Box annotation data:
######
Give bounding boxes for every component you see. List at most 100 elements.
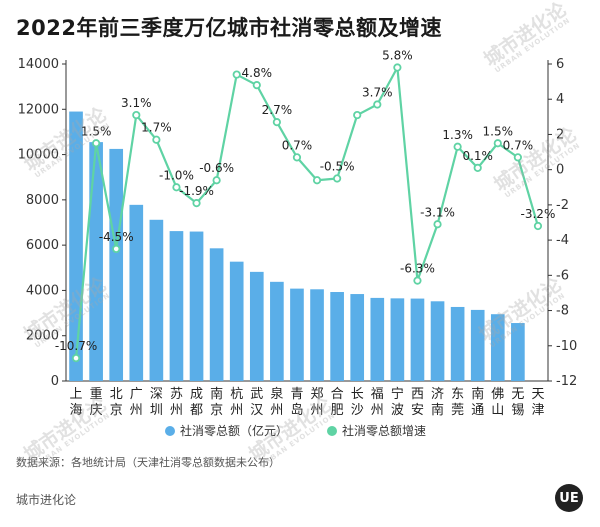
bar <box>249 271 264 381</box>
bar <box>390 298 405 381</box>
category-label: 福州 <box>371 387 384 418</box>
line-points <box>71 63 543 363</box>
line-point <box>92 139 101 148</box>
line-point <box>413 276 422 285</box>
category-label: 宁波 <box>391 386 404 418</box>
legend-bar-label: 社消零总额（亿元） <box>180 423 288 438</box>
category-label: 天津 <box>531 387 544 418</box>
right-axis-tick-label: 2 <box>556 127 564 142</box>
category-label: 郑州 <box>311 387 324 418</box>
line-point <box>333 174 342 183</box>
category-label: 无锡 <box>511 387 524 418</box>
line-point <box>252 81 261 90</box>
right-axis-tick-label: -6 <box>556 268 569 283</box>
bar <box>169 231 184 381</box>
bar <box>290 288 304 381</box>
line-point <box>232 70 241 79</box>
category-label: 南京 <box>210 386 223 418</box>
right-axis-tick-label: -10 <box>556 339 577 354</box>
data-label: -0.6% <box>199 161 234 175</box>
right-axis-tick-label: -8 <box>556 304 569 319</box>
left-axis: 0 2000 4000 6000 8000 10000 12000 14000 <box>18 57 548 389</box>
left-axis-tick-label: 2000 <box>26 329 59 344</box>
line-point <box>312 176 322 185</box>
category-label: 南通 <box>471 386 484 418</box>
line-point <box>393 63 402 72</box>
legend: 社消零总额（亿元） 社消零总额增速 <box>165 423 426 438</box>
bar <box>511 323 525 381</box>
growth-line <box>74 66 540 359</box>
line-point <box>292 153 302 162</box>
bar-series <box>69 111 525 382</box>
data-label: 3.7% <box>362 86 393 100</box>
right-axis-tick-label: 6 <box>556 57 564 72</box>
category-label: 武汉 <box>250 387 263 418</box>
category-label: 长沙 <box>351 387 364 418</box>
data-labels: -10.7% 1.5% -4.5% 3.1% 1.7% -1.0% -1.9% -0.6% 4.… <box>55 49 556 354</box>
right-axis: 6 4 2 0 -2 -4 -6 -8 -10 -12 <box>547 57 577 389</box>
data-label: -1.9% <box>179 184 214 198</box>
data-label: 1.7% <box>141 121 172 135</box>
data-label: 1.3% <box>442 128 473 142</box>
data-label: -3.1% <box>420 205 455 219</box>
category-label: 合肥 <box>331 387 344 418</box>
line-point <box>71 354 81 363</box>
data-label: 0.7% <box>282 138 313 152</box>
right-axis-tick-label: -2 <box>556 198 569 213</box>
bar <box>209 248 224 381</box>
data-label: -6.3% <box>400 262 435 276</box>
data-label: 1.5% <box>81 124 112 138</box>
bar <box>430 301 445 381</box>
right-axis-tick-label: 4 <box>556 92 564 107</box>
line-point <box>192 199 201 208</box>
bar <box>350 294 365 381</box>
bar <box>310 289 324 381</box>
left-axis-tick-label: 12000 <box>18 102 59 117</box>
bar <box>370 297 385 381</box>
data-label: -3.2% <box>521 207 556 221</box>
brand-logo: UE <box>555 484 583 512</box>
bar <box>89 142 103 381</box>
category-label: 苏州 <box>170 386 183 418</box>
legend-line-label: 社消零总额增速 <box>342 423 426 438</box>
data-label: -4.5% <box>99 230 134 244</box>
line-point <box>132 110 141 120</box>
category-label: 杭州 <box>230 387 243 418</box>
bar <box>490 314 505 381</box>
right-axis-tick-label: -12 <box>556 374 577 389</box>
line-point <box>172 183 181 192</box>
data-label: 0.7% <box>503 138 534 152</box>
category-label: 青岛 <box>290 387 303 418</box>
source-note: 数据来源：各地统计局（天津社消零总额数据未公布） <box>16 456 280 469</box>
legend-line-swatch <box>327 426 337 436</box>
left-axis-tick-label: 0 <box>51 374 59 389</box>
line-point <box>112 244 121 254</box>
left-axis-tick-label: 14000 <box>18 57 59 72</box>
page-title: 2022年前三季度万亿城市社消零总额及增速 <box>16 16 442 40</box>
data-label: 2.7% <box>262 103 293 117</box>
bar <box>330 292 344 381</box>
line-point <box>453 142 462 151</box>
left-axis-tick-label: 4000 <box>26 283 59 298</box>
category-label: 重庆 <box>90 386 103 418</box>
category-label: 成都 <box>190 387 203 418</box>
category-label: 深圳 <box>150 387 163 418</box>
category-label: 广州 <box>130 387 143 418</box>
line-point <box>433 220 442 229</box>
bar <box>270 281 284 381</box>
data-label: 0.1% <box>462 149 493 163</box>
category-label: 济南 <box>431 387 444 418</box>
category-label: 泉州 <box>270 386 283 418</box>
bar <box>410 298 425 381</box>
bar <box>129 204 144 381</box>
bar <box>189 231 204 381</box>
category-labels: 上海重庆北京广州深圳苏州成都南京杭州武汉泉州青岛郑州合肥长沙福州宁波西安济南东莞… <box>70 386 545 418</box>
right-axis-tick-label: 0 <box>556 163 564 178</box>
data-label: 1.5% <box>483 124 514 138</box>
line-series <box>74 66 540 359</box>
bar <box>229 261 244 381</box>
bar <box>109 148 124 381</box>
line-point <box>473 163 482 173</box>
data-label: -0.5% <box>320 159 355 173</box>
######
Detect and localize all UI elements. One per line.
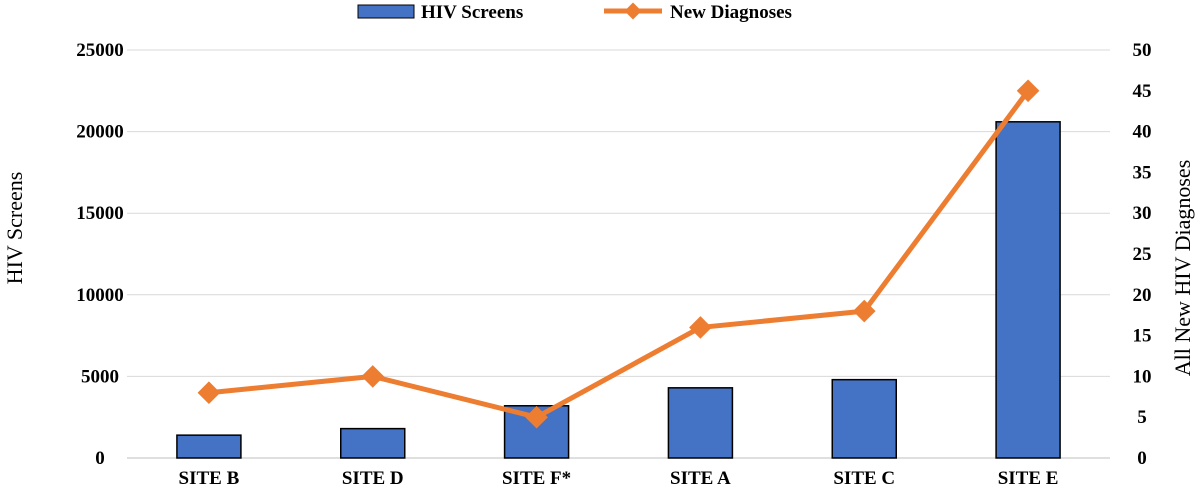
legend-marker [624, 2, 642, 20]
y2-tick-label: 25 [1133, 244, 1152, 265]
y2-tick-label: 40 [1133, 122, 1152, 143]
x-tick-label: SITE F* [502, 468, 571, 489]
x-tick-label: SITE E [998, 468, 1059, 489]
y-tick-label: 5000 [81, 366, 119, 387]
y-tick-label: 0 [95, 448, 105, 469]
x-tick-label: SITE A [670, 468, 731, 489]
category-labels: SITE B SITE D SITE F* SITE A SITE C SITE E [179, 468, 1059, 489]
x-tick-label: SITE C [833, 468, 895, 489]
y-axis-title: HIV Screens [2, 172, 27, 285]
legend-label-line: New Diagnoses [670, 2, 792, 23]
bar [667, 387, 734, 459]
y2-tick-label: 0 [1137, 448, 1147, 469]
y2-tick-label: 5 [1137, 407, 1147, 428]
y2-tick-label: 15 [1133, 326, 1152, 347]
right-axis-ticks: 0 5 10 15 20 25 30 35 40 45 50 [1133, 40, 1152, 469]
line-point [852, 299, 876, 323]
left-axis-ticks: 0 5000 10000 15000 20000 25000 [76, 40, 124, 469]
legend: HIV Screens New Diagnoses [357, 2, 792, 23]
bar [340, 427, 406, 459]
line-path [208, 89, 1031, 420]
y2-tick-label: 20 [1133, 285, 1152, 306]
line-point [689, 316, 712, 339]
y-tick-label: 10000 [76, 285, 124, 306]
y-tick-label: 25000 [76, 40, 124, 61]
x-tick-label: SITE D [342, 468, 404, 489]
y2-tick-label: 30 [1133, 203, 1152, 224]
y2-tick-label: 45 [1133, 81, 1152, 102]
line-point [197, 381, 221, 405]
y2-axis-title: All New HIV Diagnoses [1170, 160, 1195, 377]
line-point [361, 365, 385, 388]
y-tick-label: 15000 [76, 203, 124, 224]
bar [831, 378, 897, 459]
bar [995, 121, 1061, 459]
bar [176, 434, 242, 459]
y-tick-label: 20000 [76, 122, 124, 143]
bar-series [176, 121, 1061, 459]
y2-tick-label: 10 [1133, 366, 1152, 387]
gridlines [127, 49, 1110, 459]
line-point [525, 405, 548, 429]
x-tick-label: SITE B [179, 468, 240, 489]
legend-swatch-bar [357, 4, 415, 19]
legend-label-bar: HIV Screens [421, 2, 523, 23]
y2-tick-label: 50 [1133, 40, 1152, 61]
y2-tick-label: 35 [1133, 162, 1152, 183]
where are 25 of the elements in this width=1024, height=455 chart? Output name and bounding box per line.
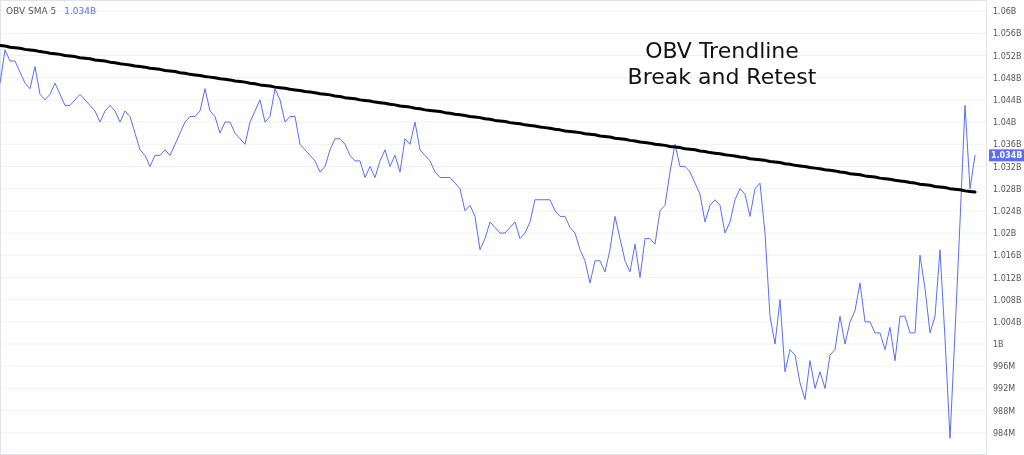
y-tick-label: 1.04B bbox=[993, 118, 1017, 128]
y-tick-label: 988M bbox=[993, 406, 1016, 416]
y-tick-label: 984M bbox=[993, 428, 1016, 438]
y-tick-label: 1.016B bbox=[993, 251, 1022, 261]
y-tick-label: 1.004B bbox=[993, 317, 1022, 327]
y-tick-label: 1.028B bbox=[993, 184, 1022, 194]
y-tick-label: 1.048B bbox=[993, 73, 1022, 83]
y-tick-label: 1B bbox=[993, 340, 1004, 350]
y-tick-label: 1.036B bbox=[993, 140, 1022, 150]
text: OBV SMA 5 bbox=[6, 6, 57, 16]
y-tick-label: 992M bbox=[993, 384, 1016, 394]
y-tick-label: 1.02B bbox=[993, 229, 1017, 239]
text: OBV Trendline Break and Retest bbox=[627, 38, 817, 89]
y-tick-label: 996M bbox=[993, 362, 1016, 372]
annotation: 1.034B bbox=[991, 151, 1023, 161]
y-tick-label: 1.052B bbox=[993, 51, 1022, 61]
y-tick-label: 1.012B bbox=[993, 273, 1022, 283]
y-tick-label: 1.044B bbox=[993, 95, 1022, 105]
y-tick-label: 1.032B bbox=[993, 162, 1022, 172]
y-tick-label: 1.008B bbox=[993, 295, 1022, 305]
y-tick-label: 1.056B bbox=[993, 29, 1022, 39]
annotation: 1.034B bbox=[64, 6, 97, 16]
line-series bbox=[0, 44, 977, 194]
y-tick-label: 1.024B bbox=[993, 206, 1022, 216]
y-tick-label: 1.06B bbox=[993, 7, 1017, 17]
######
TASK OBJECTIVE> Reproduce the records verbatim from the line with "y-tick-label: 1.04B bbox=[993, 118, 1017, 128]" to the line with "y-tick-label: 1.02B bbox=[993, 229, 1017, 239]", both included.

TASK RESULT>
y-tick-label: 1.04B bbox=[993, 118, 1017, 128]
y-tick-label: 988M bbox=[993, 406, 1016, 416]
y-tick-label: 984M bbox=[993, 428, 1016, 438]
y-tick-label: 1.016B bbox=[993, 251, 1022, 261]
y-tick-label: 1.004B bbox=[993, 317, 1022, 327]
y-tick-label: 1.028B bbox=[993, 184, 1022, 194]
y-tick-label: 1.048B bbox=[993, 73, 1022, 83]
y-tick-label: 1B bbox=[993, 340, 1004, 350]
y-tick-label: 1.036B bbox=[993, 140, 1022, 150]
text: OBV SMA 5 bbox=[6, 6, 57, 16]
y-tick-label: 992M bbox=[993, 384, 1016, 394]
y-tick-label: 1.02B bbox=[993, 229, 1017, 239]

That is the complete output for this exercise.